— WORK TO DO —
Where a line of the listing below includes the word "this", reproduce that line.

— RECORDS FOR PROCESSING —
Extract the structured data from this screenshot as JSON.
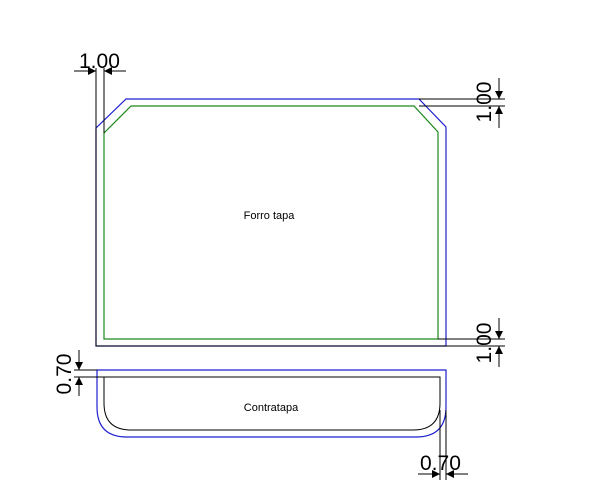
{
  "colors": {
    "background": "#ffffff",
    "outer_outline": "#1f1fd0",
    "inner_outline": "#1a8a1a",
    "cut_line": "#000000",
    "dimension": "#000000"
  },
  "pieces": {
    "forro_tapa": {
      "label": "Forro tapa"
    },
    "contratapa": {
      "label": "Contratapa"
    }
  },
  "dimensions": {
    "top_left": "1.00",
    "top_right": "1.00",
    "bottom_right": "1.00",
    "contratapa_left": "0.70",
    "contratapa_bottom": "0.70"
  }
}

--

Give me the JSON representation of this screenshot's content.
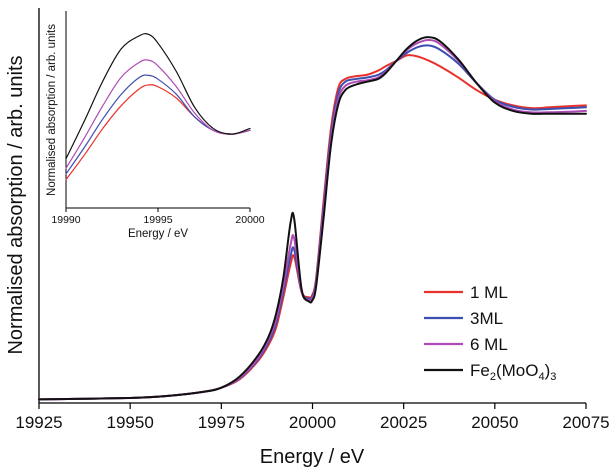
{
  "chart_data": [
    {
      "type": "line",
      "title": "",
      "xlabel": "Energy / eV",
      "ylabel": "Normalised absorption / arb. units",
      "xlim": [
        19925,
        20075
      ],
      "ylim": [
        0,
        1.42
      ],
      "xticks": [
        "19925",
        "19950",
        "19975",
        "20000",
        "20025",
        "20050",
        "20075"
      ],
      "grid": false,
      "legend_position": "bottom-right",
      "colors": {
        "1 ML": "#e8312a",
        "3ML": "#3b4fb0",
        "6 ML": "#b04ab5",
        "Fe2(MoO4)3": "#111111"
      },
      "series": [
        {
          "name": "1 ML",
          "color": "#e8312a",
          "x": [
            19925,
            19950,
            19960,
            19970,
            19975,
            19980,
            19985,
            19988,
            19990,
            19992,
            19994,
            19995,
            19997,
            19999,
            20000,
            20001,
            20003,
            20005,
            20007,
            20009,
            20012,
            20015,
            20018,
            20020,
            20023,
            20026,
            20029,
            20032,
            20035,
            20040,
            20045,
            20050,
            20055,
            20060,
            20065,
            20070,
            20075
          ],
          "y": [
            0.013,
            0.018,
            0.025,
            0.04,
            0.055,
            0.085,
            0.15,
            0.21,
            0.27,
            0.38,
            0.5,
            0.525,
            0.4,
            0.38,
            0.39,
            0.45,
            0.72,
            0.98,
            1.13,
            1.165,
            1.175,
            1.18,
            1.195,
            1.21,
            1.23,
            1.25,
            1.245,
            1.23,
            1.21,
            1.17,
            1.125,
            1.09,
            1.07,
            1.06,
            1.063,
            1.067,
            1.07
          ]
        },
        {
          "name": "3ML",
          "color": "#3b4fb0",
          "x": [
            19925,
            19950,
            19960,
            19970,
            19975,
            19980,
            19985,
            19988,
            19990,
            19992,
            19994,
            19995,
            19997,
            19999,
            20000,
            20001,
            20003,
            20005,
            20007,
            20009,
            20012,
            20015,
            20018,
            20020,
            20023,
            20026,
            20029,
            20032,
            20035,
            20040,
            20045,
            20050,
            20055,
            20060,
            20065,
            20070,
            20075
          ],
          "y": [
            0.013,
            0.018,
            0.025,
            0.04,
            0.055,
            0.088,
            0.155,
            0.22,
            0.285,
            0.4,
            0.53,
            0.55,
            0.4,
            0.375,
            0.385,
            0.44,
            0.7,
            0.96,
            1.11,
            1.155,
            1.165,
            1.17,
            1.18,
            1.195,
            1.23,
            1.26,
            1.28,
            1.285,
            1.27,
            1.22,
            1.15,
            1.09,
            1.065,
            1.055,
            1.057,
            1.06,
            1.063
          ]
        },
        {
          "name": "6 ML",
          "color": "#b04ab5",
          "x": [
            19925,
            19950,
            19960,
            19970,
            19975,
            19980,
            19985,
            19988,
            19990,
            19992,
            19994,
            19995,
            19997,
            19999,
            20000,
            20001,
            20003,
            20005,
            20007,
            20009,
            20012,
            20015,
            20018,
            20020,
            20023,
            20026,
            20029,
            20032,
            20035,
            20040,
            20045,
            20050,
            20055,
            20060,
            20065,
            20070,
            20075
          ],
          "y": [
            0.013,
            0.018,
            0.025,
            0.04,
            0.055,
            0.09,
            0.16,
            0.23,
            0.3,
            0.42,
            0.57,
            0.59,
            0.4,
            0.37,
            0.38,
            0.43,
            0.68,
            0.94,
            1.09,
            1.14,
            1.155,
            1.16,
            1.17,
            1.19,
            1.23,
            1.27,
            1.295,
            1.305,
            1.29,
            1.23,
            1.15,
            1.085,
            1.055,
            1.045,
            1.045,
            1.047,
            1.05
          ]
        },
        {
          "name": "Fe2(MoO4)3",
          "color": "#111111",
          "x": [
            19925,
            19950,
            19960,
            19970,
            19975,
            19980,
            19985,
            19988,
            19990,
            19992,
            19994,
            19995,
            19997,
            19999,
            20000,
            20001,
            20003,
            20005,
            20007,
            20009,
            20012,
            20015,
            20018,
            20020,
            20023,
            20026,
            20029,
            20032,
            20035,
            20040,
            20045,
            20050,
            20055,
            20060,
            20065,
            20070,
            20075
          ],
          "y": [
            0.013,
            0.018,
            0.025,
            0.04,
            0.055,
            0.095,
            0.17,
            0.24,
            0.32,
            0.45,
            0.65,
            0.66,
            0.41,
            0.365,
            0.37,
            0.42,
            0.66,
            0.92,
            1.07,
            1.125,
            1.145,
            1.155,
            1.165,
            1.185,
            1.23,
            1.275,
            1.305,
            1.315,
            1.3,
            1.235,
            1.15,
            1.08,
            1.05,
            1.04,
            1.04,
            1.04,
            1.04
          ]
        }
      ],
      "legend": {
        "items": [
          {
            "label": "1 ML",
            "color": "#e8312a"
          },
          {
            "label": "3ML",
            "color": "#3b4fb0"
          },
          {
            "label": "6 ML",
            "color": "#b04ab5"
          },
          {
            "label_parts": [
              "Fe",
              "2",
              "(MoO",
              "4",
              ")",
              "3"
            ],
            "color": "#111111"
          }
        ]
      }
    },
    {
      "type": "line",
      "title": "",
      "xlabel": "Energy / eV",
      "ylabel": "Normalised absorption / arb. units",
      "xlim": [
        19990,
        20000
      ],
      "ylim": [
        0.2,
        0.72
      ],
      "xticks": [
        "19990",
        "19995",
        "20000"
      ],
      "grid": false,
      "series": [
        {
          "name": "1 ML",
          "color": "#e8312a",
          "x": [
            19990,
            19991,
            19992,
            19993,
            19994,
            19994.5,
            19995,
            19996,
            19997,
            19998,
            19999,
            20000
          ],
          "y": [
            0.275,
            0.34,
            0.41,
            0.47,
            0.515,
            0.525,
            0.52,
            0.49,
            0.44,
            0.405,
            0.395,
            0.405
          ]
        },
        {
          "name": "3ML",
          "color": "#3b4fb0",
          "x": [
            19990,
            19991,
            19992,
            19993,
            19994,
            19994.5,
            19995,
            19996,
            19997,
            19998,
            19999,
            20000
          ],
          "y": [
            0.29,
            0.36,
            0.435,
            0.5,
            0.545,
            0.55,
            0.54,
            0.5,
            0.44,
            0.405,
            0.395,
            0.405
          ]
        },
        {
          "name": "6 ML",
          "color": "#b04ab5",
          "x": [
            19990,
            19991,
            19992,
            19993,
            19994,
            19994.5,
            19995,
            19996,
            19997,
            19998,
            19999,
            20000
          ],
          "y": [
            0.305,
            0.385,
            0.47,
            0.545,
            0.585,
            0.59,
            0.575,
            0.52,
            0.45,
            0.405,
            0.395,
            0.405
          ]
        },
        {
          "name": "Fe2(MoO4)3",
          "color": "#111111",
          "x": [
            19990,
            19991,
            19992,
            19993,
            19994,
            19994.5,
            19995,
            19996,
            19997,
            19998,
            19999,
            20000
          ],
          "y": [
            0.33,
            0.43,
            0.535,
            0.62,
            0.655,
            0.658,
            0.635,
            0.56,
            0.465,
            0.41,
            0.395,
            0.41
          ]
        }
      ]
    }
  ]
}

— SOLUTION TO THE PROBLEM —
Extract the structured data from this screenshot as JSON.
Give me the JSON representation of this screenshot's content.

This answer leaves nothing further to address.